TASK BRIEF ->
With the pictures left out, copy the listing below exactly.

MATERIAL FOR THIS TASK ->
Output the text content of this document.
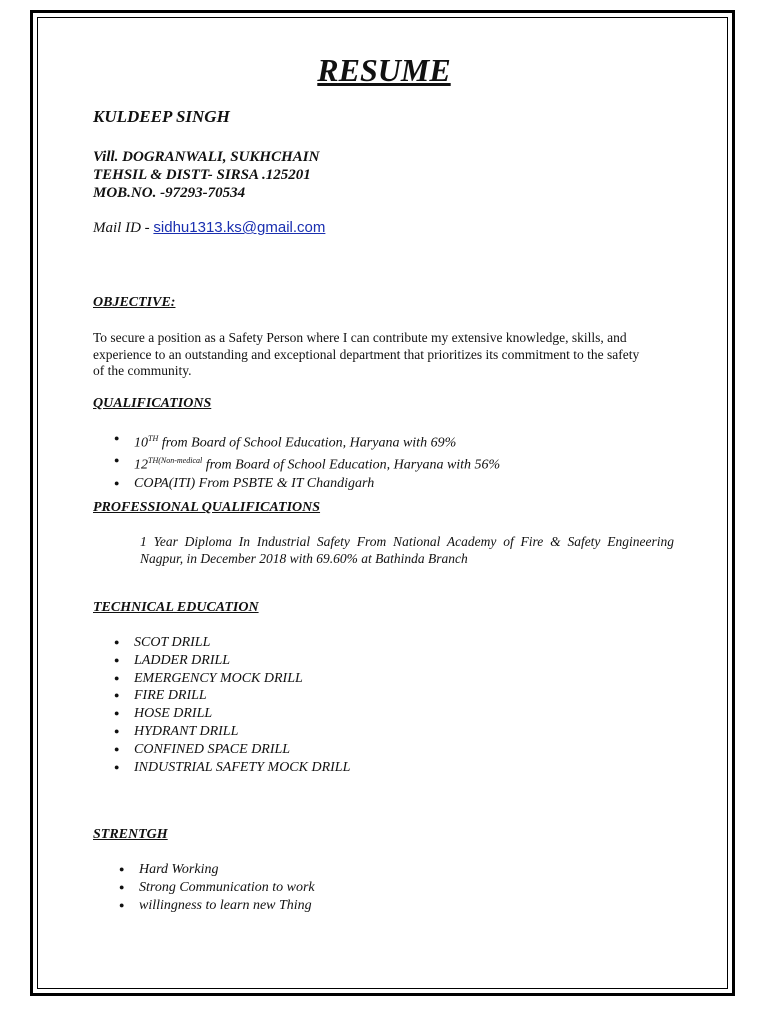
RESUME
KULDEEP SINGH
Vill. DOGRANWALI, SUKHCHAIN
TEHSIL & DISTT- SIRSA .125201
MOB.NO. -97293-70534
Mail ID - sidhu1313.ks@gmail.com
OBJECTIVE:
To secure a position as a Safety Person where I can contribute my extensive knowledge, skills, and experience to an outstanding and exceptional department that prioritizes its commitment to the safety of the community.
QUALIFICATIONS
● 10TH from Board of School Education, Haryana with 69%
● $12^{TH(Non-medical}$ from Board of School Education, Haryana with 56%
● COPA(ITI) From PSBTE & IT Chandigarh
PROFESSIONAL QUALIFICATIONS
1 Year Diploma In Industrial Safety From National Academy of Fire & Safety Engineering Nagpur, in December 2018 with 69.60% at Bathinda Branch
TECHNICAL EDUCATION
● SCOT DRILL
● LADDER DRILL
● EMERGENCY MOCK DRILL
● FIRE DRILL
● HOSE DRILL
● HYDRANT DRILL
● CONFINED SPACE DRILL
● INDUSTRIAL SAFETY MOCK DRILL
STRENTGH
● Hard Working
● Strong Communication to work
● willingness to learn new Thing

RESPONSE TO THIS TASK ->
Output the text content of this document.
RESUME
KULDEEP SINGH
Vill. DOGRANWALI, SUKHCHAIN
TEHSIL & DISTT- SIRSA .125201
MOB.NO. -97293-70534
Mail ID - sidhu1313.ks@gmail.com
OBJECTIVE:
To secure a position as a Safety Person where I can contribute my extensive knowledge, skills, and experience to an outstanding and exceptional department that prioritizes its commitment to the safety of the community.
QUALIFICATIONS
● 10TH from Board of School Education, Haryana with 69%
● $12^{TH(Non-medical}$ from Board of School Education, Haryana with 56%
● COPA(ITI) From PSBTE & IT Chandigarh
PROFESSIONAL QUALIFICATIONS
1 Year Diploma In Industrial Safety From National Academy of Fire & Safety Engineering Nagpur, in December 2018 with 69.60% at Bathinda Branch
TECHNICAL EDUCATION
● SCOT DRILL
● LADDER DRILL
● EMERGENCY MOCK DRILL
● FIRE DRILL
● HOSE DRILL
● HYDRANT DRILL
● CONFINED SPACE DRILL
● INDUSTRIAL SAFETY MOCK DRILL
STRENTGH
● Hard Working
● Strong Communication to work
● willingness to learn new Thing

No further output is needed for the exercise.